## Selected passage:

%%

37. Home at Grasmere:  ’The Parsonage.’

’The house which I have for some time occupied is the Parsonage of Grasmere.  It stands close by the churchyard [where his two children were buried], and I have found it absolutely necessary that we should quit a place which, by recalling to our minds at every moment the losses we have sustained in the course of the last year [1811-12] would grievously retard our progress toward that tranquillity which it is our duty to aim at.’[64]

38. On Education of the Young.

LETTER TO PROFESSOR HAMILTON, OBSERVATORY, DUBLIN.

Lowther Castle, Sunday Mor[ning] [Sept. 26, 1830].

MY DEAR MR. HAMILTON,

I profit by the frank in which the letter for your sister will be enclosed, to thank you for yours of the 11th, and the accompanying spirited and elegant verses.  You ask many questions, kindly testifying thereby the interest you take in us and our neighbourhood.  Most probably some of them are answered in my daughter’s letter to Miss E.H.  I will, however, myself reply to one or two at the risk of repeating what she may have said. 1st.  Mrs. Hemans has not sent us any tidings of her movements and intentions since she left us; so I am unable to tell you whether she mean to settle in Edinburgh or London.

[63] Memoirs, i. 391-8.

[64] Letter to Lord Lonsdale, Jan. 8. 1813:  Memoirs, ii. 2.

%%

## Exercise inputs:
%%

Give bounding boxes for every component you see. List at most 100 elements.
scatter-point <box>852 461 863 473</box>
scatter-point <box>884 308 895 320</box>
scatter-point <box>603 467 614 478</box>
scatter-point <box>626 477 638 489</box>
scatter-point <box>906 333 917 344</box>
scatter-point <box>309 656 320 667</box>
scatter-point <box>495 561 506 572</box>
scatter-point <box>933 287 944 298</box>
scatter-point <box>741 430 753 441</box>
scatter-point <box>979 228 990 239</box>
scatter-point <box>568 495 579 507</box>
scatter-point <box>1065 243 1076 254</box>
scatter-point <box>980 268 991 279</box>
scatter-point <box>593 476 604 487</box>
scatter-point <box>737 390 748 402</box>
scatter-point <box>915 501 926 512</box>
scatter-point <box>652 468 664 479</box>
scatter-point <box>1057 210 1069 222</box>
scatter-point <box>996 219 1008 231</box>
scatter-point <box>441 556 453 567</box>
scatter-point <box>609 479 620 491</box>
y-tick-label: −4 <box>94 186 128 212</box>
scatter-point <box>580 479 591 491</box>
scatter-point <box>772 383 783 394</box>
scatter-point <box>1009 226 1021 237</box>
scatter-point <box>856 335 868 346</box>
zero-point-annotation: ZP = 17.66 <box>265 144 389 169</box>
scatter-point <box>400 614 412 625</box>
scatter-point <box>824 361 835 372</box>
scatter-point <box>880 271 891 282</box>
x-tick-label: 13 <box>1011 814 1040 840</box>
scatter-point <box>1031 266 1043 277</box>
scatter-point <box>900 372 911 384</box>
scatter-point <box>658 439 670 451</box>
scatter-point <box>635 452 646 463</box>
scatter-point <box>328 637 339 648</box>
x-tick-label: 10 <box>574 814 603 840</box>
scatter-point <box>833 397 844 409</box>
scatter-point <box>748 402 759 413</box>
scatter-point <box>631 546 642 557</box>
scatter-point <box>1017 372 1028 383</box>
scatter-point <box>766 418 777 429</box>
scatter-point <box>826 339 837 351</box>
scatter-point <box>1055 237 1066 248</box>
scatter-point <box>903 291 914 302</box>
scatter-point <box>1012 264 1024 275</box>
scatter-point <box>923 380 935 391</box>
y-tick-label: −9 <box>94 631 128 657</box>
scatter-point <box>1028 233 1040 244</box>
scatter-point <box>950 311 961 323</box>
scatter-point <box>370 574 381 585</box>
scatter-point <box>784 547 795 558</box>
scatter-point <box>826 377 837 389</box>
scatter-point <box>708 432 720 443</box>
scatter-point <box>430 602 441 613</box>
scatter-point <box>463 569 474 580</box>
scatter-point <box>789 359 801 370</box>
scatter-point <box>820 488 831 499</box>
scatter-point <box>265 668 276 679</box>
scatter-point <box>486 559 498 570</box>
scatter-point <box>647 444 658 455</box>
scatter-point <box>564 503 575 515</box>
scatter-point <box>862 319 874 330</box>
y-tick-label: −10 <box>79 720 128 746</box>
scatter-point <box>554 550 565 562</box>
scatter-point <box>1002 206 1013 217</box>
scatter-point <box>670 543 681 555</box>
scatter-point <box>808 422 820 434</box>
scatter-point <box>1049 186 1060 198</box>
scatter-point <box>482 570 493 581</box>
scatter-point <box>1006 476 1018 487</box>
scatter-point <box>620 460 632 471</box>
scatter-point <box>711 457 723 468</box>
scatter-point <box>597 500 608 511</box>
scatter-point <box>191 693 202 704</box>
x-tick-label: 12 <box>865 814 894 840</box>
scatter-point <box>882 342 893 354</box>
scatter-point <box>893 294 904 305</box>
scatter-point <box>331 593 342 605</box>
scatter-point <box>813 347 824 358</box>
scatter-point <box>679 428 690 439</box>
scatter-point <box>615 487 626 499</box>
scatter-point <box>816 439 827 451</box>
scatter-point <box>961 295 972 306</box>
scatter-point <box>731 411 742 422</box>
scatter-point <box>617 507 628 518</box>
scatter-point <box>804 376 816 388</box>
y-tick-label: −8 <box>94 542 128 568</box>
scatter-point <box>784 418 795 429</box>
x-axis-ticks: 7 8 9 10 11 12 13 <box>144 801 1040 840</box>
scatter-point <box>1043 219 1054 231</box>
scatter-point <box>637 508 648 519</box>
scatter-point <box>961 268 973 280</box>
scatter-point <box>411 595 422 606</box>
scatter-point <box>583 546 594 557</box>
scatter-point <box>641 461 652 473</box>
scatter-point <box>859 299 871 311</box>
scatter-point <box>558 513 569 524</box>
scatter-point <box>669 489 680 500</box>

%%

## Tasks for this exercise:
• A. According to the Grasmere passage, why was it necessary to quit the Parsonage? Answer in one to three sentences.
• B. Gather every line of the listing that contains the string "label".
The Grasmere passage and the listing are unrelated to each other.

## Outputs by task:
• A. The Parsonage stands close by the churchyard where his two children were buried. Staying there would recall at every moment the losses of the past year and grievously retard their progress toward tranquillity.

• B.
y-tick-label: −4 <box>94 186 128 212</box>
x-tick-label: 13 <box>1011 814 1040 840</box>
x-tick-label: 10 <box>574 814 603 840</box>
y-tick-label: −9 <box>94 631 128 657</box>
y-tick-label: −10 <box>79 720 128 746</box>
x-tick-label: 12 <box>865 814 894 840</box>
y-tick-label: −8 <box>94 542 128 568</box>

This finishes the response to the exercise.